### Document excerpt
<<<<

  8. Thanks David, it’s hard to disagree with that voice sometimes:-) And again I would recommend everyone taking 45 minutes to listen to the session.


  9. Hi Sheila, I missed Gardner Campbell’s online talk at the time, but was inspired to go and watch the recording after reading an enthusiastic blog account.
    He picked up on some of the themes we have been working on at The Open University’s SocialLearn project as we try to develop social learning analytics that can support people to learn together online – not just in the classes and cohorts of formal education, but in the wider networks, communities and affinity groups that are important when we learn outside educational institutions.
>>>>
### Record set
<<<<
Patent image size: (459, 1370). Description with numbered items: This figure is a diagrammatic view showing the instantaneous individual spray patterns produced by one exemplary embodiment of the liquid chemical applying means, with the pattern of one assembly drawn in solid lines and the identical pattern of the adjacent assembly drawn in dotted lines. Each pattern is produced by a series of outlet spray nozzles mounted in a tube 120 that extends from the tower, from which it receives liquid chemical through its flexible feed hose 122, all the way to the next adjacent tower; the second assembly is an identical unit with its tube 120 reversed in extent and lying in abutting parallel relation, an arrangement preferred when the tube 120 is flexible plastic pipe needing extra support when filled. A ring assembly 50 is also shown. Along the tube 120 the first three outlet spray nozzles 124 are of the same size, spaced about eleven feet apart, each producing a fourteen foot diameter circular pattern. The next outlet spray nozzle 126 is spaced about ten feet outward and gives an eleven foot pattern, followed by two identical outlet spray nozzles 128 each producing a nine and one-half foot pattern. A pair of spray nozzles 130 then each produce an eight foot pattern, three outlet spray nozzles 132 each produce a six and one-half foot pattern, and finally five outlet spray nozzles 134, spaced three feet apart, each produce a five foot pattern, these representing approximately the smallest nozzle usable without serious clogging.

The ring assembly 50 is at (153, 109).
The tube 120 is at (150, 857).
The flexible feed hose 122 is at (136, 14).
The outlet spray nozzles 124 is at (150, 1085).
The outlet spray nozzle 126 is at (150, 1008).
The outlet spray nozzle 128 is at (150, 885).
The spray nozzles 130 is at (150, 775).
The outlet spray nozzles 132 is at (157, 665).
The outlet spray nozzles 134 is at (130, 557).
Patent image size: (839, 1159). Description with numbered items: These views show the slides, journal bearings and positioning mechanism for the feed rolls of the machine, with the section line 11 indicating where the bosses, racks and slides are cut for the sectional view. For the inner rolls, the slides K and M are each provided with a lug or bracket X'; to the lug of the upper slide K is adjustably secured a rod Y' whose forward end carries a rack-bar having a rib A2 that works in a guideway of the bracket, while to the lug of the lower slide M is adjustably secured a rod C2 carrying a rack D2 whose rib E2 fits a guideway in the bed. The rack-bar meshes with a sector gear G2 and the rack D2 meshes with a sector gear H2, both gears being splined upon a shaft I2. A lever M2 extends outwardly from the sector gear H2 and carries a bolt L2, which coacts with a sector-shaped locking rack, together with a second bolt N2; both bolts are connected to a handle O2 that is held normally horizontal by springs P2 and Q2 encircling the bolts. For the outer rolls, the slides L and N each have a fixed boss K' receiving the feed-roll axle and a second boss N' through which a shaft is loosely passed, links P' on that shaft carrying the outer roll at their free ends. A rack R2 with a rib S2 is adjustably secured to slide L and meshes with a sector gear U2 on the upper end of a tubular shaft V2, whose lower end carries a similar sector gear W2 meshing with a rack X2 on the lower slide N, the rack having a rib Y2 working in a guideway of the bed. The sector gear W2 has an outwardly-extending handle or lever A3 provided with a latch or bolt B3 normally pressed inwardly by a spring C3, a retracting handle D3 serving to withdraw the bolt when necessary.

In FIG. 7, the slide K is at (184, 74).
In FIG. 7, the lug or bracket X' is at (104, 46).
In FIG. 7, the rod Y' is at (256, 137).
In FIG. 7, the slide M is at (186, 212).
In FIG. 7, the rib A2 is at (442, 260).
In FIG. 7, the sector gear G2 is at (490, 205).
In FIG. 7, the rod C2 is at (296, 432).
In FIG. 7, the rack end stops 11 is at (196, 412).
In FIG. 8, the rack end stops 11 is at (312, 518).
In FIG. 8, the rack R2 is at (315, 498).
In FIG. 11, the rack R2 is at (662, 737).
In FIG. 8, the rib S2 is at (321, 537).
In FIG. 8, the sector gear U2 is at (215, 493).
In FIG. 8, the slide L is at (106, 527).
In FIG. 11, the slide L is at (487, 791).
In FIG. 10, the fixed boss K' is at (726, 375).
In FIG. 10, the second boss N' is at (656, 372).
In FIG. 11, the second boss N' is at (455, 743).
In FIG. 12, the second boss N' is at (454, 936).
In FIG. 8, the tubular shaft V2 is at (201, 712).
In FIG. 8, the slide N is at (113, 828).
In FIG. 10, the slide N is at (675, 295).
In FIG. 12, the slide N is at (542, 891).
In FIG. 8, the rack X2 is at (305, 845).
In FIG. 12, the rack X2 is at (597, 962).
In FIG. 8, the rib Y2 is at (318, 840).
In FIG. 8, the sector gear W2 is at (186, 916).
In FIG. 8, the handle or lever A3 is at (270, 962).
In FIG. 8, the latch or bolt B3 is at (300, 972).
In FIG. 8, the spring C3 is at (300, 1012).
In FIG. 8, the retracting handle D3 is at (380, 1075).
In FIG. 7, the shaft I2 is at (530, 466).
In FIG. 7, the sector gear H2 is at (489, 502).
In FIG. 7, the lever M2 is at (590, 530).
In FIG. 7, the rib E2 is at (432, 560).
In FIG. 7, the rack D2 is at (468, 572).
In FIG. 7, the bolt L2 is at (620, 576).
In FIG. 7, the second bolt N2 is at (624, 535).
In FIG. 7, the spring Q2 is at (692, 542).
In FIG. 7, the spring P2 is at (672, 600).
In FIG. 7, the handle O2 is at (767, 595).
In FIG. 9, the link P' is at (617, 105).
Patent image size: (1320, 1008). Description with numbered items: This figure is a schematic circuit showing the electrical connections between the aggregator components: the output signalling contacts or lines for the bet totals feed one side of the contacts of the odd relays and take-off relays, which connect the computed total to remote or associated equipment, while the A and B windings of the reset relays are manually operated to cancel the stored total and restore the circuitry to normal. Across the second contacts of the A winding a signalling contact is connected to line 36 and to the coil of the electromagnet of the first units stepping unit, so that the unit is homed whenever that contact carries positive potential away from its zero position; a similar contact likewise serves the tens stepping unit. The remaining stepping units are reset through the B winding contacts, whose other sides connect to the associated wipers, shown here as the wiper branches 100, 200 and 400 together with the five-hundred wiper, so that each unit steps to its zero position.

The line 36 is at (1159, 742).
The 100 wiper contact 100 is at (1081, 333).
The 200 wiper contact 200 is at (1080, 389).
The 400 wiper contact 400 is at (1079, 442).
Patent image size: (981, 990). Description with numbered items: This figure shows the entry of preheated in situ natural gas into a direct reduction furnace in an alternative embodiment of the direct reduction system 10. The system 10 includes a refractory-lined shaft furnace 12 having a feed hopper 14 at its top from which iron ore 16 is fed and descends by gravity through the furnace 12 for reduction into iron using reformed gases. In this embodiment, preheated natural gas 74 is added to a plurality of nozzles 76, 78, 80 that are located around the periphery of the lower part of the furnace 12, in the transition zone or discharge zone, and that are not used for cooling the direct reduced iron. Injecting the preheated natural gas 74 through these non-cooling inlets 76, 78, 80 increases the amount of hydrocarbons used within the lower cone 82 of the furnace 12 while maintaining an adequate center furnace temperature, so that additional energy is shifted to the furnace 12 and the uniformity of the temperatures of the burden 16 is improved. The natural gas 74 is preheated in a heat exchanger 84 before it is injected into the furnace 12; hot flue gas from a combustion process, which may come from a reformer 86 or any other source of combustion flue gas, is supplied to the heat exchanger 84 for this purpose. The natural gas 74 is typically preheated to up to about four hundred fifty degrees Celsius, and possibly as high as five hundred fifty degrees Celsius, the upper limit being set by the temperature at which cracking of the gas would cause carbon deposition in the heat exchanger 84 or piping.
>>>>
### Exercise objective
In the blog comments about Gardner Campbell's talk, copy out word for word the stretch from "9. Hi Sheila, I" through "outside educational institutions.". Work only from the blog comments about Gardner Campbell's talk.

### Written answer
9. Hi Sheila, I missed Gardner Campbell’s online talk at the time, but was inspired to go and watch the recording after reading an enthusiastic blog account.
    He picked up on some of the themes we have been working on at The Open University’s SocialLearn project as we try to develop social learning analytics that can support people to learn together online – not just in the classes and cohorts of formal education, but in the wider networks, communities and affinity groups that are important when we learn outside educational institutions.